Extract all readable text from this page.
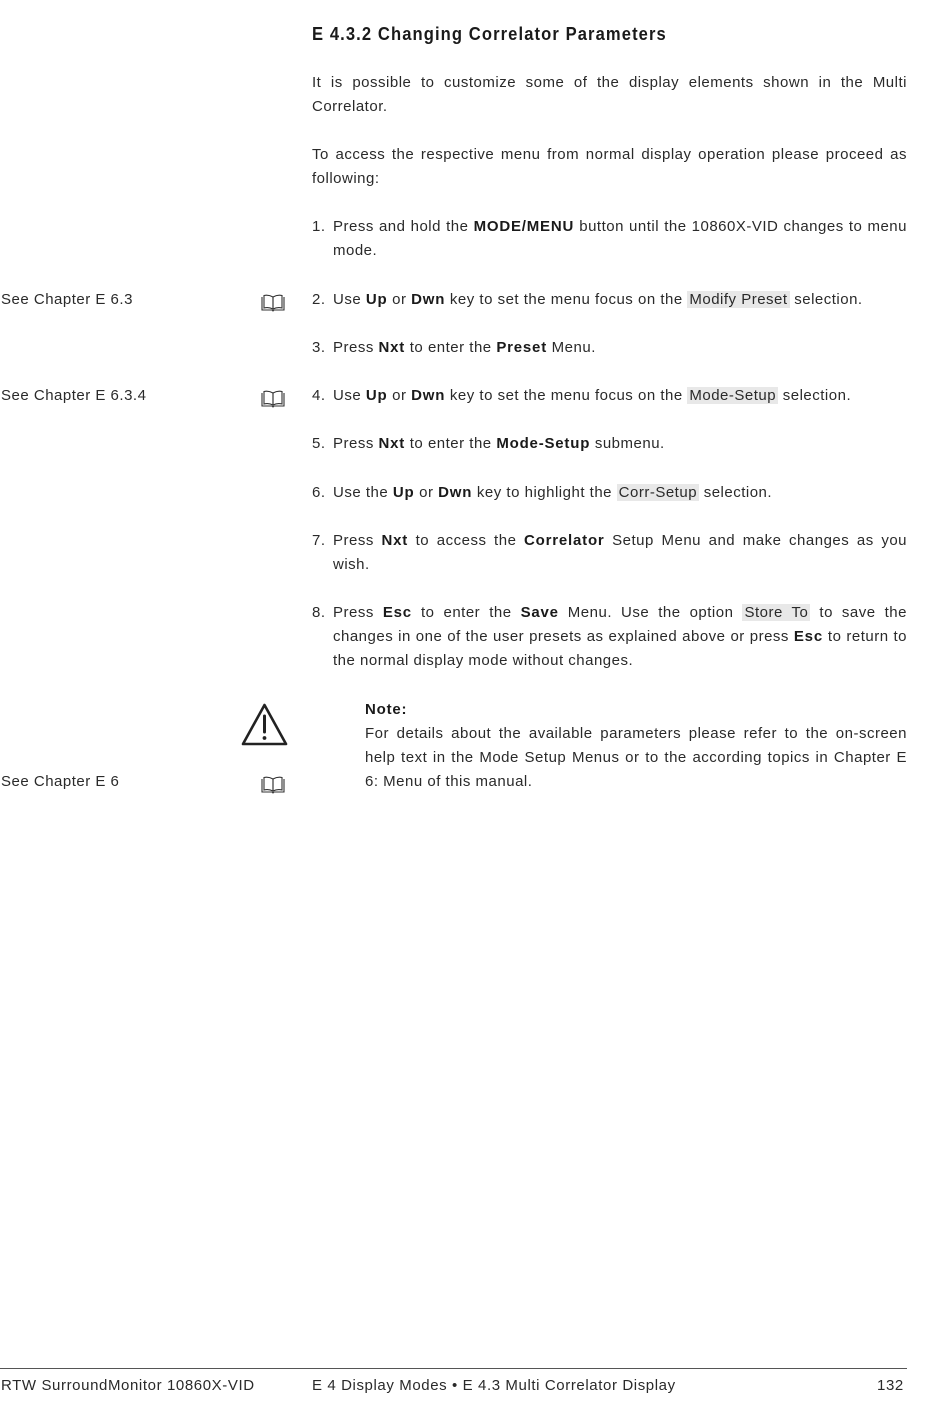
See Chapter E 6.3
See Chapter E 6.3.4
See Chapter E 6
E 4.3.2 Changing Correlator Parameters

It is possible to customize some of the display elements shown in the Multi Correlator.

To access the respective menu from normal display operation please proceed as following:

1. Press and hold the MODE/MENU button until the 10860X-VID changes to menu mode.
2. Use Up or Dwn key to set the menu focus on the Modify Preset selection.
3. Press Nxt to enter the Preset Menu.
4. Use Up or Dwn key to set the menu focus on the Mode-Setup selection.
5. Press Nxt to enter the Mode-Setup submenu.
6. Use the Up or Dwn key to highlight the Corr-Setup selection.
7. Press Nxt to access the Correlator Setup Menu and make changes as you wish.
8. Press Esc to enter the Save Menu. Use the option Store To to save the changes in one of the user presets as explained above or press Esc to return to the normal display mode without changes.
Note:
For details about the available parameters please refer to the on-screen help text in the Mode Setup Menus or to the according topics in Chapter E 6: Menu of this manual.
RTW SurroundMonitor 10860X-VID	E 4 Display Modes • E 4.3 Multi Correlator Display	132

____________

▶ _Short problem_
Pictures are excluded; repeat every record exactly.

▶ _Result of the task_
Extract all readable text from this page.
See Chapter E 6.3
See Chapter E 6.3.4
See Chapter E 6
E 4.3.2 Changing Correlator Parameters

It is possible to customize some of the display elements shown in the Multi Correlator.

To access the respective menu from normal display operation please proceed as following:

1. Press and hold the MODE/MENU button until the 10860X-VID changes to menu mode.
2. Use Up or Dwn key to set the menu focus on the Modify Preset selection.
3. Press Nxt to enter the Preset Menu.
4. Use Up or Dwn key to set the menu focus on the Mode-Setup selection.
5. Press Nxt to enter the Mode-Setup submenu.
6. Use the Up or Dwn key to highlight the Corr-Setup selection.
7. Press Nxt to access the Correlator Setup Menu and make changes as you wish.
8. Press Esc to enter the Save Menu. Use the option Store To to save the changes in one of the user presets as explained above or press Esc to return to the normal display mode without changes.
Note:
For details about the available parameters please refer to the on-screen help text in the Mode Setup Menus or to the according topics in Chapter E 6: Menu of this manual.
RTW SurroundMonitor 10860X-VID	E 4 Display Modes • E 4.3 Multi Correlator Display	132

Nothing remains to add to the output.